* _Exercise task_:
Transcribe the material exactly. Images do not belong in the copy.

═══ Data

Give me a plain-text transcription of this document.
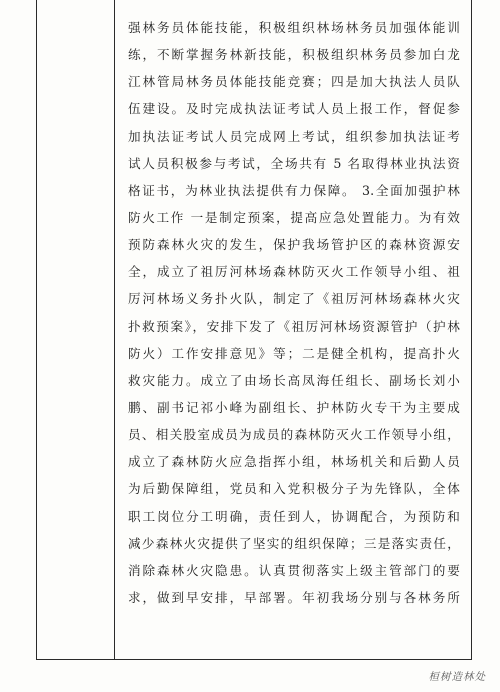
强林务员体能技能，积极组织林场林务员加强体能训
练，不断掌握务林新技能，积极组织林务员参加白龙
江林管局林务员体能技能竞赛；四是加大执法人员队
伍建设。及时完成执法证考试人员上报工作，督促参
加执法证考试人员完成网上考试，组织参加执法证考
试人员积极参与考试，全场共有 5 名取得林业执法资
格证书，为林业执法提供有力保障。 3.全面加强护林
防火工作 一是制定预案，提高应急处置能力。为有效
预防森林火灾的发生，保护我场管护区的森林资源安
全，成立了祖厉河林场森林防灭火工作领导小组、祖
厉河林场义务扑火队，制定了《祖厉河林场森林火灾
扑救预案》，安排下发了《祖厉河林场资源管护（护林
防火）工作安排意见》等；二是健全机构，提高扑火
救灾能力。成立了由场长高凤海任组长、副场长刘小
鹏、副书记祁小峰为副组长、护林防火专干为主要成
员、相关股室成员为成员的森林防灭火工作领导小组，
成立了森林防火应急指挥小组，林场机关和后勤人员
为后勤保障组，党员和入党积极分子为先锋队，全体
职工岗位分工明确，责任到人，协调配合，为预防和
减少森林火灾提供了坚实的组织保障；三是落实责任，
消除森林火灾隐患。认真贯彻落实上级主管部门的要
求，做到早安排，早部署。年初我场分别与各林务所
桓树造林处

══════

* _Output of the exercise_:
Give me a plain-text transcription of this document.
强林务员体能技能，积极组织林场林务员加强体能训
练，不断掌握务林新技能，积极组织林务员参加白龙
江林管局林务员体能技能竞赛；四是加大执法人员队
伍建设。及时完成执法证考试人员上报工作，督促参
加执法证考试人员完成网上考试，组织参加执法证考
试人员积极参与考试，全场共有 5 名取得林业执法资
格证书，为林业执法提供有力保障。 3.全面加强护林
防火工作 一是制定预案，提高应急处置能力。为有效
预防森林火灾的发生，保护我场管护区的森林资源安
全，成立了祖厉河林场森林防灭火工作领导小组、祖
厉河林场义务扑火队，制定了《祖厉河林场森林火灾
扑救预案》，安排下发了《祖厉河林场资源管护（护林
防火）工作安排意见》等；二是健全机构，提高扑火
救灾能力。成立了由场长高凤海任组长、副场长刘小
鹏、副书记祁小峰为副组长、护林防火专干为主要成
员、相关股室成员为成员的森林防灭火工作领导小组，
成立了森林防火应急指挥小组，林场机关和后勤人员
为后勤保障组，党员和入党积极分子为先锋队，全体
职工岗位分工明确，责任到人，协调配合，为预防和
减少森林火灾提供了坚实的组织保障；三是落实责任，
消除森林火灾隐患。认真贯彻落实上级主管部门的要
求，做到早安排，早部署。年初我场分别与各林务所
桓树造林处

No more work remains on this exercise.